## GIVEN PROBLEM:
Check every line below for the string "true", and copy the lines that contain it.

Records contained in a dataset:
───

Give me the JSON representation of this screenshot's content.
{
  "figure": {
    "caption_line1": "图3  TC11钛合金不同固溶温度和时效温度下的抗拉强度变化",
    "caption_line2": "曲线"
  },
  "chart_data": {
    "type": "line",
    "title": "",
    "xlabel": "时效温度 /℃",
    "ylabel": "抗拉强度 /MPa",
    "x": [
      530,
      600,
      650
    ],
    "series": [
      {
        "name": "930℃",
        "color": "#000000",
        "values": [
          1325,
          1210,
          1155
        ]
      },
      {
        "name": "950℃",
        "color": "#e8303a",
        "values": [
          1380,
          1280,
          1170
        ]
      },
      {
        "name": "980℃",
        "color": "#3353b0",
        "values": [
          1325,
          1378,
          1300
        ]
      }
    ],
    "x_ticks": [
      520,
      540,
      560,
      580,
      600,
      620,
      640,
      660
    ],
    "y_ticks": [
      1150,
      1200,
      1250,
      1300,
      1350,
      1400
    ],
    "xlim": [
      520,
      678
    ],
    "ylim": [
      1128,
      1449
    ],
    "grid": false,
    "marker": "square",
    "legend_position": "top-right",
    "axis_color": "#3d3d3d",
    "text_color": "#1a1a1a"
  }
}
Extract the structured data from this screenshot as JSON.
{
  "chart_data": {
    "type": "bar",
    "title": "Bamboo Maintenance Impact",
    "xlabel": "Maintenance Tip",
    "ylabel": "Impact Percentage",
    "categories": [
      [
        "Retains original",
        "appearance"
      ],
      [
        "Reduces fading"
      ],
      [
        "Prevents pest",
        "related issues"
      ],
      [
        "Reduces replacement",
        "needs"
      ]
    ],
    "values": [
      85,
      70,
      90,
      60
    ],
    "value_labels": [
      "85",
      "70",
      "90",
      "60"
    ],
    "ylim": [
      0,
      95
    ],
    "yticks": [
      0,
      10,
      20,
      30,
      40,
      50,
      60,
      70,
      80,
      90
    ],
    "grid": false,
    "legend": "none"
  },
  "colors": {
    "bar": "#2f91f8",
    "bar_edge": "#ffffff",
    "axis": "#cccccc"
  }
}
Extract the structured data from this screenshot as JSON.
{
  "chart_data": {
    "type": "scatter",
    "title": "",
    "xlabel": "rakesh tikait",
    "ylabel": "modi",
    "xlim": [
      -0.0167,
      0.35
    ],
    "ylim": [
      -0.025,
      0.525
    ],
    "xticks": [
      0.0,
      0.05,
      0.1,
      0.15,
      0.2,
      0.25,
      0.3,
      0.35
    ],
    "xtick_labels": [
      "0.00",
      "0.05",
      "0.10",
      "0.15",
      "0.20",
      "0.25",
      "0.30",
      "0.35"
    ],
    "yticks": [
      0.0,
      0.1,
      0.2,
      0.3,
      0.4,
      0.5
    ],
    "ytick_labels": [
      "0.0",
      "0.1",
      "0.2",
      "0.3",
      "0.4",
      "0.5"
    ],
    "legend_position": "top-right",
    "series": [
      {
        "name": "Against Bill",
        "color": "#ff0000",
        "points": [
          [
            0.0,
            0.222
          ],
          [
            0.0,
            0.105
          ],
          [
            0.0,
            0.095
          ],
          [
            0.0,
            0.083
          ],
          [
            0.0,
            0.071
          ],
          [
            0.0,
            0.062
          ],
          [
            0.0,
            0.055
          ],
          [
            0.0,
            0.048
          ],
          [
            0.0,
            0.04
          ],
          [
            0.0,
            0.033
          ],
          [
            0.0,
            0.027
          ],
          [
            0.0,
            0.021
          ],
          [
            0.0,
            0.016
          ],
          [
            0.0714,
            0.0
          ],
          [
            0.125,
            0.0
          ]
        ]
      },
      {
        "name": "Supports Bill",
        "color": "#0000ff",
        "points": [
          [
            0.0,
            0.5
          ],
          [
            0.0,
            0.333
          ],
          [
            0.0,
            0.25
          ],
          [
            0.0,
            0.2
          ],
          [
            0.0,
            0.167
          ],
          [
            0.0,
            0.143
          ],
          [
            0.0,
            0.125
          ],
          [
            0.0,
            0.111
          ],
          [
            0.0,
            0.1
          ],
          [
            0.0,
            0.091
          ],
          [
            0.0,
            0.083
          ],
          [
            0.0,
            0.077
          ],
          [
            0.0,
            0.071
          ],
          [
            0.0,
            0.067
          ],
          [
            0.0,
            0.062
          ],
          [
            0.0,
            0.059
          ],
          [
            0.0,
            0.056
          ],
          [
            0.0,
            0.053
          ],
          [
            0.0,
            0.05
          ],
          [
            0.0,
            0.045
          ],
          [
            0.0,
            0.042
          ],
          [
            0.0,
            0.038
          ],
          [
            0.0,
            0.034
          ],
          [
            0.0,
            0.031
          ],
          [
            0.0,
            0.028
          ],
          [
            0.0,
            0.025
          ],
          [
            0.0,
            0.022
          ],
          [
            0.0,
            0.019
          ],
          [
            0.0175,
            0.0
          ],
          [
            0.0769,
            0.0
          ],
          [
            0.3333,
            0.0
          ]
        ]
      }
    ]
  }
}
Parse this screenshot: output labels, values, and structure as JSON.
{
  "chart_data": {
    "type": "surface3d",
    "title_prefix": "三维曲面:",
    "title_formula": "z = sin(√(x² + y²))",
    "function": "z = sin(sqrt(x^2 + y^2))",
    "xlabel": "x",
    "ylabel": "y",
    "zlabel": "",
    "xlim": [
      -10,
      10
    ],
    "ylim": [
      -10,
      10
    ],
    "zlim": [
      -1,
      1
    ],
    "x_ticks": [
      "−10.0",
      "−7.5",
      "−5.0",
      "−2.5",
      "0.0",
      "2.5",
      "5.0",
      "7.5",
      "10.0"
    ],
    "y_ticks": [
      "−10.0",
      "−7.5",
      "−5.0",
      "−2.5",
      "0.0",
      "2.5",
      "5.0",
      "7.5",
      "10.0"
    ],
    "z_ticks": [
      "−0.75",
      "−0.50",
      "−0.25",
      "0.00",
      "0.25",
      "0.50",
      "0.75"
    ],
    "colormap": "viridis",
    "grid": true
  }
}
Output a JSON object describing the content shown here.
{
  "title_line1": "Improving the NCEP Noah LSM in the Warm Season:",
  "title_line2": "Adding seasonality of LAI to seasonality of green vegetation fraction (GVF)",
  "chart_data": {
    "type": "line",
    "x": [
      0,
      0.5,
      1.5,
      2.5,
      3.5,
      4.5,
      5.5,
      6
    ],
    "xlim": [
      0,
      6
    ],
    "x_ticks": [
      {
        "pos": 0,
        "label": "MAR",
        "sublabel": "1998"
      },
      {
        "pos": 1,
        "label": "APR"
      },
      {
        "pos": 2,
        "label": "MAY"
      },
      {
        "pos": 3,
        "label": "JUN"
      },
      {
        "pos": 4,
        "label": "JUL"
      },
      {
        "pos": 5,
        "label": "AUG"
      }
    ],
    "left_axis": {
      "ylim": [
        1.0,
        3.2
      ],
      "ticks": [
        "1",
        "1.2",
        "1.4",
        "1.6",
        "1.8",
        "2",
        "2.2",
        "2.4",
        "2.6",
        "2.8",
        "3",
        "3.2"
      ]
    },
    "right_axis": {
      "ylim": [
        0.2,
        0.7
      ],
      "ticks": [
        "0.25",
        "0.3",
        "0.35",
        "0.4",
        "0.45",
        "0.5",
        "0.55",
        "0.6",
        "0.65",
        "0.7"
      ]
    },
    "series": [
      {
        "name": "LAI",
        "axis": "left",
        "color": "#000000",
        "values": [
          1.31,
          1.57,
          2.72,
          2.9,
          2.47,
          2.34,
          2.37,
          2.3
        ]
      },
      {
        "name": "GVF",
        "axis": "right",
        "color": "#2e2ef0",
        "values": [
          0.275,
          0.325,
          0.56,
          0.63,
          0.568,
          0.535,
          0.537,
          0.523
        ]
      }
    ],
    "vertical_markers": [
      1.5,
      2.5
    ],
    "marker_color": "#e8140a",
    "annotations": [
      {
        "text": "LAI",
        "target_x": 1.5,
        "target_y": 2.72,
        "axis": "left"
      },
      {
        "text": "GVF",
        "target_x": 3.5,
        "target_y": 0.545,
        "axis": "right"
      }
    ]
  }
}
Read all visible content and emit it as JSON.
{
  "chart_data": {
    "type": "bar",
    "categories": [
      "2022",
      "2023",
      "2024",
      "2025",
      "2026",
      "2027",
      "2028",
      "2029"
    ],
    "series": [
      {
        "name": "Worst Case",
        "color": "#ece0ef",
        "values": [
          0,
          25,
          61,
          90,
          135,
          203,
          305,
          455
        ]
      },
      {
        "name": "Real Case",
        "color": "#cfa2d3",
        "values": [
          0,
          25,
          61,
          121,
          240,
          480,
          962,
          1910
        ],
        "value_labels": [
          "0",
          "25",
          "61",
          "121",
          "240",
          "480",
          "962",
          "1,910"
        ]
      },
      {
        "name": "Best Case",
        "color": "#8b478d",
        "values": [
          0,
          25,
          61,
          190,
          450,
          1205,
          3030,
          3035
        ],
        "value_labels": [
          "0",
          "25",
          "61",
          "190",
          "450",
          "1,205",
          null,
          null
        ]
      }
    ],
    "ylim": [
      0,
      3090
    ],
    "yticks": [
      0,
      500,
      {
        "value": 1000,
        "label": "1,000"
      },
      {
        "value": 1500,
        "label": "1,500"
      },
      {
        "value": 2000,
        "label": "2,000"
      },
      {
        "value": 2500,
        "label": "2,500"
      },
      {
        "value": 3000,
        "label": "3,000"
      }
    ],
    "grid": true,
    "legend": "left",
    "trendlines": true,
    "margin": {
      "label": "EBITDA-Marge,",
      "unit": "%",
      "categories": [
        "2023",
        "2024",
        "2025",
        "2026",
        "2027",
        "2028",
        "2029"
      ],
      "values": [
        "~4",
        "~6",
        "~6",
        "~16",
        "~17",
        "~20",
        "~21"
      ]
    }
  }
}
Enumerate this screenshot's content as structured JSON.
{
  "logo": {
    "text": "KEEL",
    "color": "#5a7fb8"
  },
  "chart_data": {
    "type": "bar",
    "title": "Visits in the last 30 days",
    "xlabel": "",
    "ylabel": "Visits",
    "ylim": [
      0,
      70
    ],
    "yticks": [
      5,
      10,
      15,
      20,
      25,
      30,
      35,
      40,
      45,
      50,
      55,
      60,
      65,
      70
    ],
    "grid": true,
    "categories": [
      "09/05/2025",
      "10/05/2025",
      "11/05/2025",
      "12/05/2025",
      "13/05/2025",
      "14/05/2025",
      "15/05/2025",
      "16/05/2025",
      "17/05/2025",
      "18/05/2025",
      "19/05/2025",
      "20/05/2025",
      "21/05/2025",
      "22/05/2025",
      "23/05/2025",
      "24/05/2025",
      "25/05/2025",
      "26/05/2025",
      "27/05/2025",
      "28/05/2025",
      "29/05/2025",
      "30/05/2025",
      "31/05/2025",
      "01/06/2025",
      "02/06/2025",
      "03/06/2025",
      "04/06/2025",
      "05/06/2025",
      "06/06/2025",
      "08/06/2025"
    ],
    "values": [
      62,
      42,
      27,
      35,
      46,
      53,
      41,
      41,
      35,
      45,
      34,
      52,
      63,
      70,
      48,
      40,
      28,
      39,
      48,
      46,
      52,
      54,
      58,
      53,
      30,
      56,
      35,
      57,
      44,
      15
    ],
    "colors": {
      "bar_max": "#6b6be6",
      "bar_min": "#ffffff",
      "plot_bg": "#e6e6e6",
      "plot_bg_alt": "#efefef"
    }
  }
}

───

## RESULT OF THIS EXERCISE:
    "grid": true
    "grid": true,
    "trendlines": true,
    "grid": true,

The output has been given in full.